**Written request:**
In the lines below, how many hold the word "this"? Answer only with the number.

(Extracted data entries)
** START **

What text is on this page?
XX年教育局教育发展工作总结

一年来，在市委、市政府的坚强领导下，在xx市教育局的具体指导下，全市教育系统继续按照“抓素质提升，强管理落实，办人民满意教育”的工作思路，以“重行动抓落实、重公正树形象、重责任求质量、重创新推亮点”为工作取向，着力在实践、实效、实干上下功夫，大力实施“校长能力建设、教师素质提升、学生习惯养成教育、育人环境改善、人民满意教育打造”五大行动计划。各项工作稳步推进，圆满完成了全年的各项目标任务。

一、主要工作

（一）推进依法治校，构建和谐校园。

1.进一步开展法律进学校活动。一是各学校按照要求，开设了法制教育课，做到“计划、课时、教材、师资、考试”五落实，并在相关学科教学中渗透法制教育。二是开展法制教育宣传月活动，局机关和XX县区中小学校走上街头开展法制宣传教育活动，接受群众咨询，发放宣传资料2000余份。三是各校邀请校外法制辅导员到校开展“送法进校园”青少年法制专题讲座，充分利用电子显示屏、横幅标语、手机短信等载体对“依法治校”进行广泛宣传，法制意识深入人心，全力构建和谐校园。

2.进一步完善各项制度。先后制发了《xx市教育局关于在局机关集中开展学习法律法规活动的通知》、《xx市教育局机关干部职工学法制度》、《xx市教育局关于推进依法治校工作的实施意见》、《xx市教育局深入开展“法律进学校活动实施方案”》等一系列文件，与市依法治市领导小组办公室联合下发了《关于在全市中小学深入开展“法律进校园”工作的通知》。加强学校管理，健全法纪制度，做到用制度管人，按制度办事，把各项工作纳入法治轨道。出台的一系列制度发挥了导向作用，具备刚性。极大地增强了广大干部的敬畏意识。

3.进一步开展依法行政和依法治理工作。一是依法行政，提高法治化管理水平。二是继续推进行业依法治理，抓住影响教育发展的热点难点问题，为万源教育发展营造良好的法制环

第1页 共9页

** END **
** START **

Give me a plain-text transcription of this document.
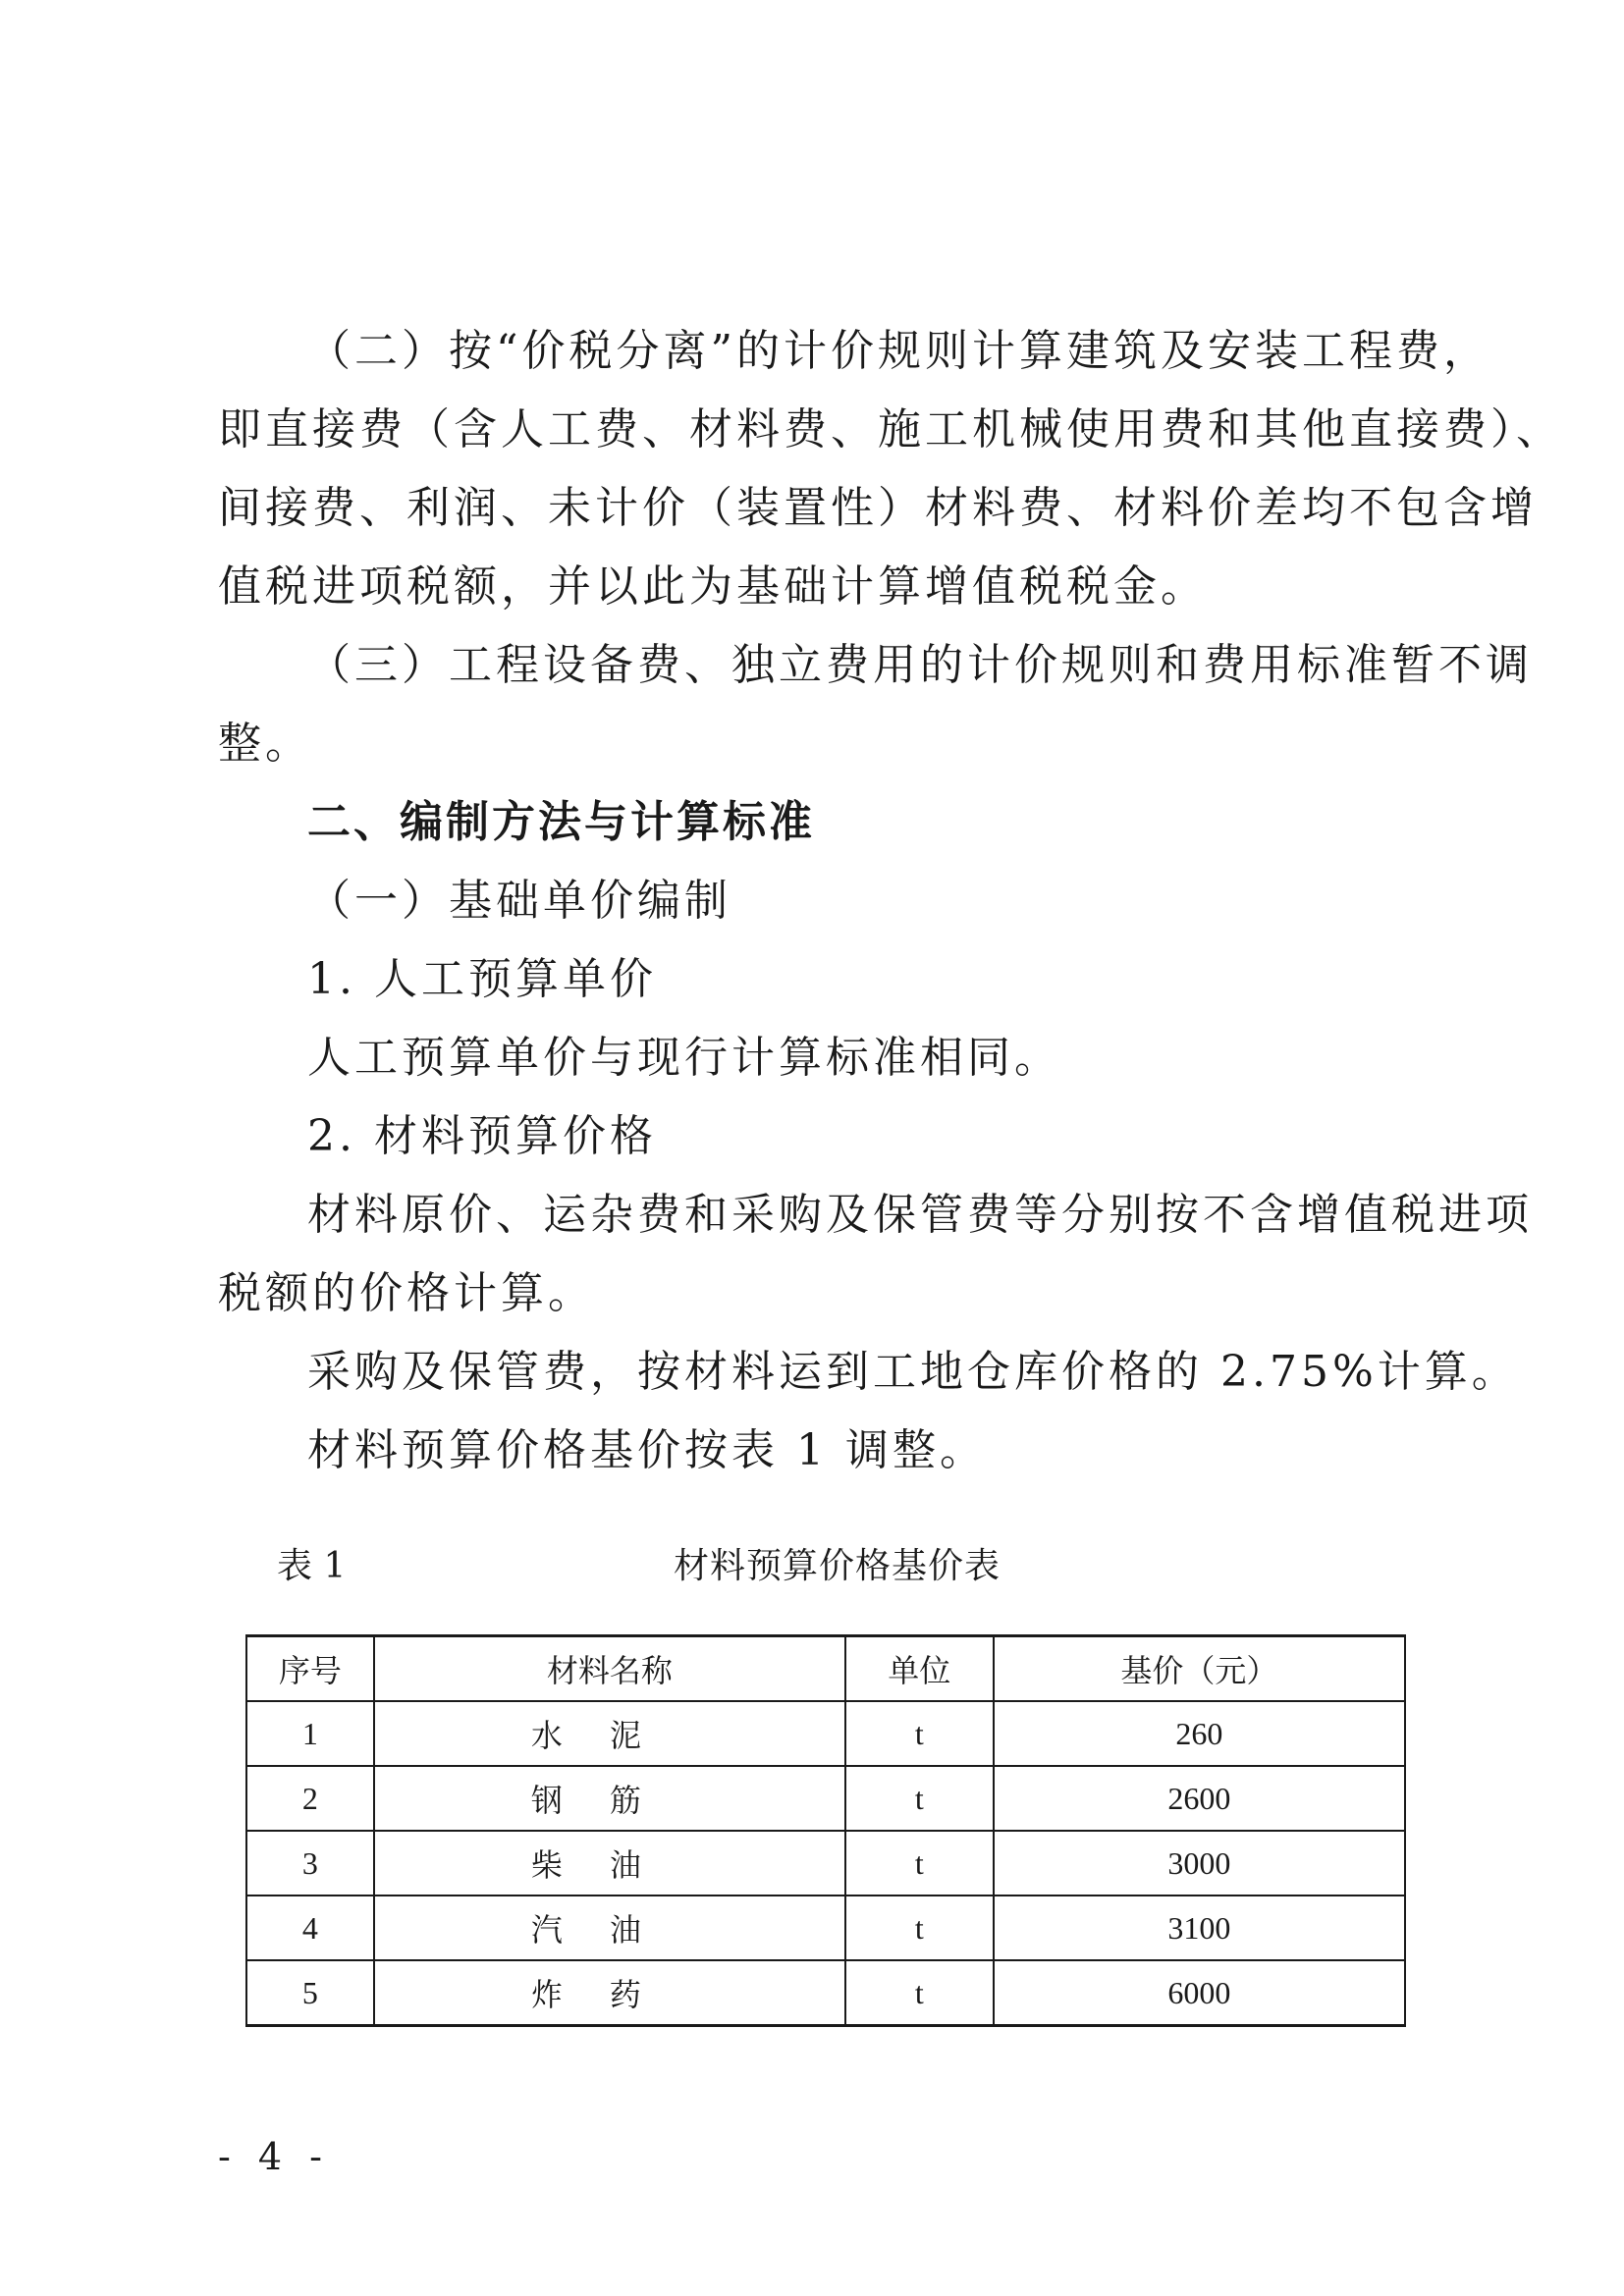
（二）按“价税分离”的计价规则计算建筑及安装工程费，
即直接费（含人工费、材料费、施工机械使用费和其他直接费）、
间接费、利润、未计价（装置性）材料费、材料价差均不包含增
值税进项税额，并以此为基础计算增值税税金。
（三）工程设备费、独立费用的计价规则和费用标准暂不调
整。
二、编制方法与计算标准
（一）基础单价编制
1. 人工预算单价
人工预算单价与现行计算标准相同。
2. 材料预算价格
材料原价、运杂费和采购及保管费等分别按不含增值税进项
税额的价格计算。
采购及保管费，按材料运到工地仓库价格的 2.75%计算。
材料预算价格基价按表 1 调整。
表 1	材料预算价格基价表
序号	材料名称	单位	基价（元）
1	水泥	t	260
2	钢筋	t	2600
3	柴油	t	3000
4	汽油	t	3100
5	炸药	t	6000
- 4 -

** END **

**Full output:**
2